**Stated task:**
Copy out the data below as written; omit any images.

**Data for this exercise:**
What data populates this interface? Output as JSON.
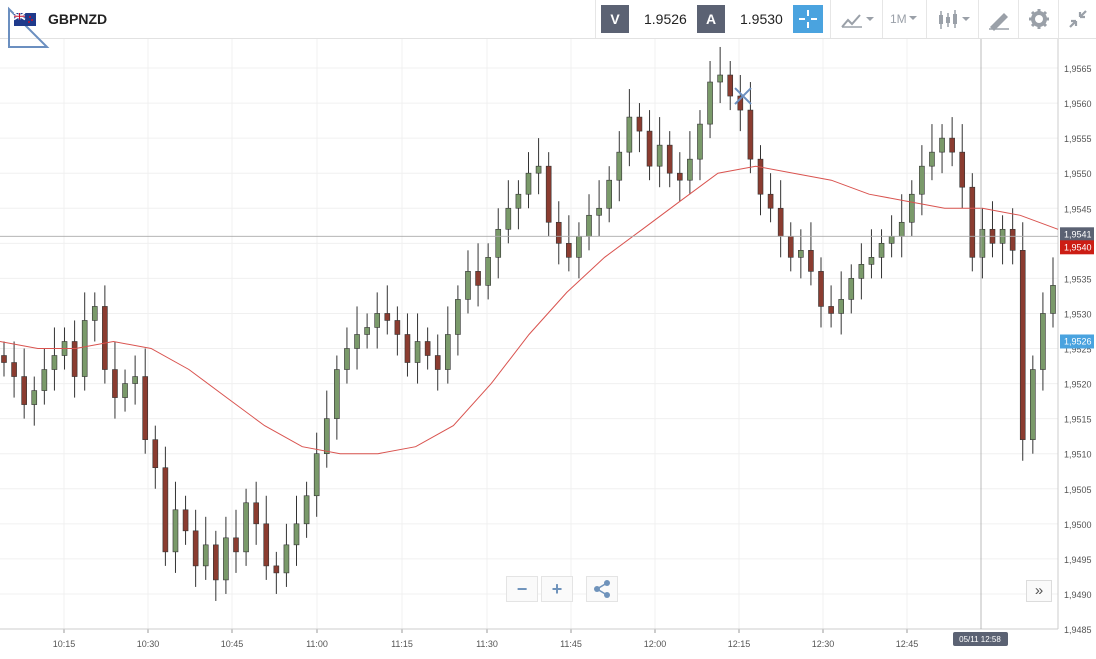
{
  "header": {
    "symbol": "GBPNZD",
    "bid_label": "V",
    "bid_price": "1.9526",
    "ask_label": "A",
    "ask_price": "1.9530",
    "timeframe": "1M",
    "accent": "#4aa3df"
  },
  "icons": {
    "crosshair": "crosshair-icon",
    "chart_type": "line-chart-icon",
    "candles": "candlestick-icon",
    "draw": "drawing-tool-icon",
    "settings": "gear-icon",
    "fullscreen": "collapse-icon",
    "share": "share-icon"
  },
  "controls": {
    "zoom_out": "−",
    "zoom_in": "+",
    "scroll_end": "»"
  },
  "chart_data": {
    "type": "candlestick",
    "colors": {
      "up": "#7a9a6a",
      "down": "#8b3c30",
      "ma": "#d9534f",
      "current": "#4aa3df",
      "crosshair_tag": "#cc1d14"
    },
    "y_ticks": [
      "1,9485",
      "1,9490",
      "1,9495",
      "1,9500",
      "1,9505",
      "1,9510",
      "1,9515",
      "1,9520",
      "1,9525",
      "1,9530",
      "1,9535",
      "1,9540",
      "1,9545",
      "1,9550",
      "1,9555",
      "1,9560",
      "1,9565"
    ],
    "x_ticks": [
      "10:15",
      "10:30",
      "10:45",
      "11:00",
      "11:15",
      "11:30",
      "11:45",
      "12:00",
      "12:15",
      "12:30",
      "12:45"
    ],
    "crosshair_price": "1,9541",
    "ma_price": "1,9540",
    "current_price": "1,9526",
    "crosshair_time": "05/11 12:58",
    "ylim": [
      1.9485,
      1.9568
    ],
    "grid": true
  }
}
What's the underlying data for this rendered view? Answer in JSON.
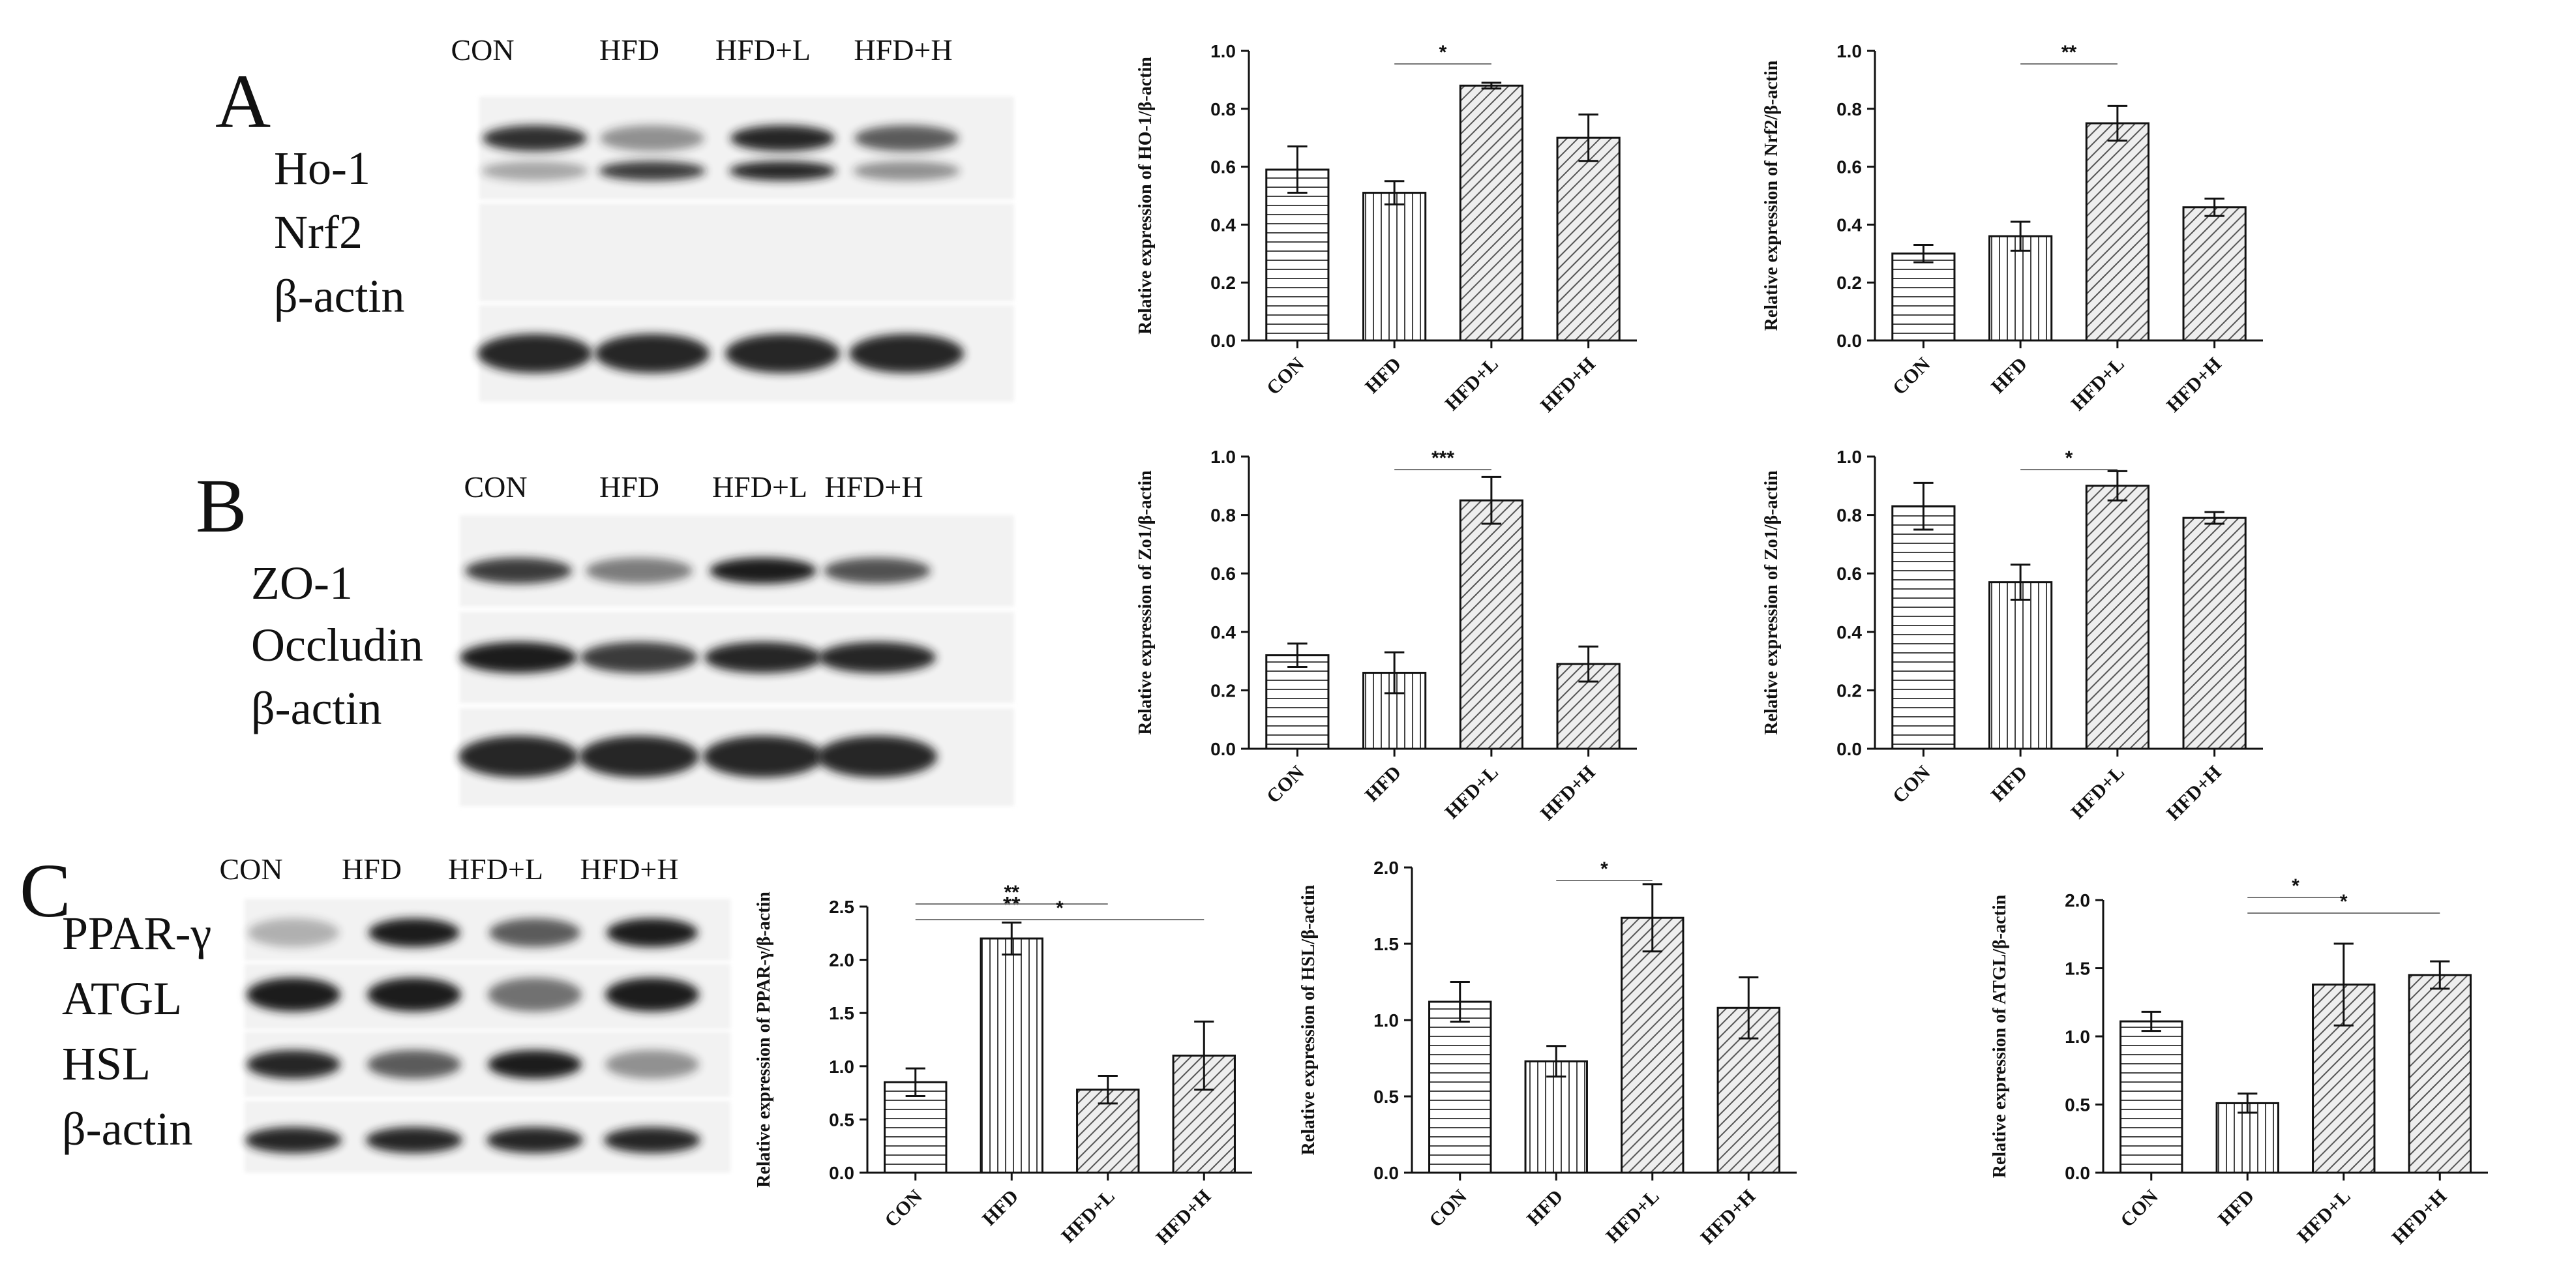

**Written solution:**
What data populates this interface? Output as JSON.
{
  "header": {
    "symbol": "GBPNZD",
    "bid_label": "V",
    "bid_price": "1.9526",
    "ask_label": "A",
    "ask_price": "1.9530",
    "timeframe": "1M",
    "accent": "#4aa3df"
  },
  "icons": {
    "crosshair": "crosshair-icon",
    "chart_type": "line-chart-icon",
    "candles": "candlestick-icon",
    "draw": "drawing-tool-icon",
    "settings": "gear-icon",
    "fullscreen": "collapse-icon",
    "share": "share-icon"
  },
  "controls": {
    "zoom_out": "−",
    "zoom_in": "+",
    "scroll_end": "»"
  },
  "chart_data": {
    "type": "candlestick",
    "colors": {
      "up": "#7a9a6a",
      "down": "#8b3c30",
      "ma": "#d9534f",
      "current": "#4aa3df",
      "crosshair_tag": "#cc1d14"
    },
    "y_ticks": [
      "1,9485",
      "1,9490",
      "1,9495",
      "1,9500",
      "1,9505",
      "1,9510",
      "1,9515",
      "1,9520",
      "1,9525",
      "1,9530",
      "1,9535",
      "1,9540",
      "1,9545",
      "1,9550",
      "1,9555",
      "1,9560",
      "1,9565"
    ],
    "x_ticks": [
      "10:15",
      "10:30",
      "10:45",
      "11:00",
      "11:15",
      "11:30",
      "11:45",
      "12:00",
      "12:15",
      "12:30",
      "12:45"
    ],
    "crosshair_price": "1,9541",
    "ma_price": "1,9540",
    "current_price": "1,9526",
    "crosshair_time": "05/11 12:58",
    "ylim": [
      1.9485,
      1.9568
    ],
    "grid": true
  }
}
What's the underlying data for this rendered view? Answer in JSON.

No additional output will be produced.